** Fragmento del documento **
_ _ _ _ _

Las supuestas revoluciones democráticas árabes enfrentan al hombre con su pasado más vergonzoso. No hay buen nombre que sobreviva a sus idioteces pasadas. De vez en cuando una de esas nos alcanza de lleno. ¿Cómo pudimos ser tan idiotas entonces?
La Libia de Gadaffi había sido antes la Libia de Graziani, un militar chusquero que ascendió desde la soldadesca hasta el generalato merced a tiempos turbulentos y a la fidelidad al Duce. En ese experimento adimiensional que fue el Imperio Italiano, la tierra líbica fue escenario de batallas camelleras con Lawrence de Arabia y Al-Mukhtar a la cabeza, refugio de aventureros sedientos de fama, y recorrida tanto por exploradores de la Royal Geography Society a la caza del Oasis de Zerzura como por la XV División Panzer de Rommel, el zorro del desierto. ¿Por qué atraía tanto a los occidentales esas tierras tan inhóspitas cuando nada hacía presagiar que contenían tantas riquezas subterráneas?

_ _ _ _ _

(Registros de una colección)
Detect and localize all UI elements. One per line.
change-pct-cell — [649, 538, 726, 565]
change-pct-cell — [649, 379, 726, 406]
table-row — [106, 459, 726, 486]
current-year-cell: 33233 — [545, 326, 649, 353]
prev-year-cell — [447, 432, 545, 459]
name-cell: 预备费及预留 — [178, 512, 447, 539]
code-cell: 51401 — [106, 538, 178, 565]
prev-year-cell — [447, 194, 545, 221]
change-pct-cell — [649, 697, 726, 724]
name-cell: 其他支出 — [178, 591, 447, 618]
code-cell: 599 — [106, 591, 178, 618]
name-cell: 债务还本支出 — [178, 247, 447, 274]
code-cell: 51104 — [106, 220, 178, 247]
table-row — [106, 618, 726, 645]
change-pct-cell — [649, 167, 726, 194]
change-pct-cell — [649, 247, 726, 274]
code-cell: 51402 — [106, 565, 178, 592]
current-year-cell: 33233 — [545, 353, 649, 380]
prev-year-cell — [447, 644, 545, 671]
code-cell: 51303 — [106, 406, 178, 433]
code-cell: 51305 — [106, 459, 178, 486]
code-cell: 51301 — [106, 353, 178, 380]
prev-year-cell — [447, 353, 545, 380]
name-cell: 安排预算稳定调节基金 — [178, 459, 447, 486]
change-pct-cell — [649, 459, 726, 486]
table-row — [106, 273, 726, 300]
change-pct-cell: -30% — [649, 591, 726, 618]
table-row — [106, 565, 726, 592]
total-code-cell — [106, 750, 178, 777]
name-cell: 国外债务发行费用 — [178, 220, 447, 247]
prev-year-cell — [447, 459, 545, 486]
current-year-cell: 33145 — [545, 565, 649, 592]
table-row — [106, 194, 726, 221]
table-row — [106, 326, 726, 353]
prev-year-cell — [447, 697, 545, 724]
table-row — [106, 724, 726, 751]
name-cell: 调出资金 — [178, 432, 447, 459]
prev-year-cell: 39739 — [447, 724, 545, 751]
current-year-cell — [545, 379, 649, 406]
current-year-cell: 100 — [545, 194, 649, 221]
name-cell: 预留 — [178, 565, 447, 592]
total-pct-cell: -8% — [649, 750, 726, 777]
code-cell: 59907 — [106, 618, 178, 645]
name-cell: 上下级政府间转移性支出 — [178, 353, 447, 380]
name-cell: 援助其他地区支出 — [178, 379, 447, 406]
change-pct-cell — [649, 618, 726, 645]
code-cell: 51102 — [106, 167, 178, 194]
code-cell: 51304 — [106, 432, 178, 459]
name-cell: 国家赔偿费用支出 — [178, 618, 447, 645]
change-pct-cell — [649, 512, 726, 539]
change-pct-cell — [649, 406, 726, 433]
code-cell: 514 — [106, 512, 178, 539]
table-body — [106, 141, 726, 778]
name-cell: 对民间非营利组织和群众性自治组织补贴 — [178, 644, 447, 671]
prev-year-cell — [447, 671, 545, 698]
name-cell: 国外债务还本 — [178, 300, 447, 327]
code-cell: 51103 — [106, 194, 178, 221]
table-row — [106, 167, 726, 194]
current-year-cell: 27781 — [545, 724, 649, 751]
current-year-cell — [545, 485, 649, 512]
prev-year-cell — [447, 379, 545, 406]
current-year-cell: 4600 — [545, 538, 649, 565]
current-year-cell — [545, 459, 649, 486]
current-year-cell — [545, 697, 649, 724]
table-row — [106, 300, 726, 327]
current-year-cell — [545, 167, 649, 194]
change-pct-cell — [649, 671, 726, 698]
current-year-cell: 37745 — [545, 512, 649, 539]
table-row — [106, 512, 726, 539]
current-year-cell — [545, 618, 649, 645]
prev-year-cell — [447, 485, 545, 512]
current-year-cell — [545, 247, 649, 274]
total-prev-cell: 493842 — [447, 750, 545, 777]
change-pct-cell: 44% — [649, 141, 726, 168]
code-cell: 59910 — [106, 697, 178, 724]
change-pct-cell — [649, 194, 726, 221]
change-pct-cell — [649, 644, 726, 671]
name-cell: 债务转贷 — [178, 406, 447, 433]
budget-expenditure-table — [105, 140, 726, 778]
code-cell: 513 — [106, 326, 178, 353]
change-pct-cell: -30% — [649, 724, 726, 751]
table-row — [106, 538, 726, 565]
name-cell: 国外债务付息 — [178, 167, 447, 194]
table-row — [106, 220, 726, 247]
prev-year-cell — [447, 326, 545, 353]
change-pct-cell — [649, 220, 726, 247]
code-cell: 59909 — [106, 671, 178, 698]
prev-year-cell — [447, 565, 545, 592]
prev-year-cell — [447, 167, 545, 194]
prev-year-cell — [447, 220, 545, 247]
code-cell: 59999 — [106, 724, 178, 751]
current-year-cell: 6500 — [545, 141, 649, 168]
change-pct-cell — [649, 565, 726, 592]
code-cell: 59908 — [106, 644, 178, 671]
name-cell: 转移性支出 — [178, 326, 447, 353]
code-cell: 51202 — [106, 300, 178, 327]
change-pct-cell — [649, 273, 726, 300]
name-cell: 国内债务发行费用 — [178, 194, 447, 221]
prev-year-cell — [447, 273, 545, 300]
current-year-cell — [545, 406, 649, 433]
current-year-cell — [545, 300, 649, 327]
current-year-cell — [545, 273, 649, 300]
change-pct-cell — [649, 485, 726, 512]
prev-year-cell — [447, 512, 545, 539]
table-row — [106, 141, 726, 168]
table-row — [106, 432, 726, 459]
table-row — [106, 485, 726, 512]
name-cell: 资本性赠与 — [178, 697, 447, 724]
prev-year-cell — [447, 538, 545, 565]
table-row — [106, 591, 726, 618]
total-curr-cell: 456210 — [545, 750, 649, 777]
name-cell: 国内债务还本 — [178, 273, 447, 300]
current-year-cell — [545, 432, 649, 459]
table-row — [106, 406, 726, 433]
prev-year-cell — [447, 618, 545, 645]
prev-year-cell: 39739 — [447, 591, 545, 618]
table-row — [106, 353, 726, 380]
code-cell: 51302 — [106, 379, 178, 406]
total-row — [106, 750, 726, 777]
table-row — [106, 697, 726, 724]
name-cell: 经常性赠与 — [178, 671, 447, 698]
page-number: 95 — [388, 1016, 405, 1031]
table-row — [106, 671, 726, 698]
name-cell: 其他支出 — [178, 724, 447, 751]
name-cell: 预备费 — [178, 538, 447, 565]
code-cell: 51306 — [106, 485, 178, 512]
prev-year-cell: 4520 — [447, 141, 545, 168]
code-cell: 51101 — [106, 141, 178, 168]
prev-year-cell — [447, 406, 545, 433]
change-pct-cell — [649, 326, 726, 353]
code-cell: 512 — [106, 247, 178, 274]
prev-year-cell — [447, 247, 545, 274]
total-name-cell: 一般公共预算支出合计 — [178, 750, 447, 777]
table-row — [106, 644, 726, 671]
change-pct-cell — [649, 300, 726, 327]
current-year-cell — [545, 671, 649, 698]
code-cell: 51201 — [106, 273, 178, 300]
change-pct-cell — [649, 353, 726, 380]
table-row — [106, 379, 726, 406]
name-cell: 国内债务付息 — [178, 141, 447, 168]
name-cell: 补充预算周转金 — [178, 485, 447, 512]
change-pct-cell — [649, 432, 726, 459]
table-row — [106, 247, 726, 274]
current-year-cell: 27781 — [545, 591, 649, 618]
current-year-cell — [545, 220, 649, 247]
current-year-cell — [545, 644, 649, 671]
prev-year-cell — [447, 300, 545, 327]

_ _ _ _ _

** Instrucciones **
Prosigue el texto sobre la Libia colonial a partir de su última frase.

** Resultado **
Gaddafi sacó pecho en 1986 cuando Reagan quiso darle una reprimenda por su apoyo al terrorismo, que entonces no era islámico, sino simplemente internacional. Estados Unidos mandó la VI Flota y la ancló en el Golfo de Sidra, desde donde partían las misiones que bombardearon distintos puntos estratégicos de Libia. Ataques de bisturí que dejaron secuelas colaterales. Una hija de Gaddafi murió a resultas de esos ataques, tenía pocos años de vida. Se le privó de una cómoda existencia. El parentesco con el líder servía para hacer carrera en la administración. Sus genes dispersos eran currículum suficiente para ocupar cargos de responsabilidad.
En general 1986 fue un año difícil para la izquierda visceral, esa que confundía ser de izquierdas con ser antiamericano. 1986 fue el año del bombardeo americano a Libia, el año posterior al referéndum sobre la permanencia de España en la OTAN (permanencia patrocinada por el PSOE), el año de la entrada en la Comunidad Económica Europea: el año en que ya no cabía la vuelta atrás. En cambio, ciertas dictaduras norteafricanas, vapuleadas por Estados Unidos, coqueteaban con una URSS que se venía abajo sin remedio. El Egipto de Mubarak, la Argelia de Ben Bella o la Libia de Gaddafi se calzaron el socialismo más retrógrado y lo adaptaron a sus grandes extensiones desérticas, nacionalizando las riquezas naturales que fueron concentrándose, como ahora se ha visto, en muy escasas manos. El enfrentamiento al monstruo americano convertía a los dictadores en mártires que merecían la solidaridad mundial.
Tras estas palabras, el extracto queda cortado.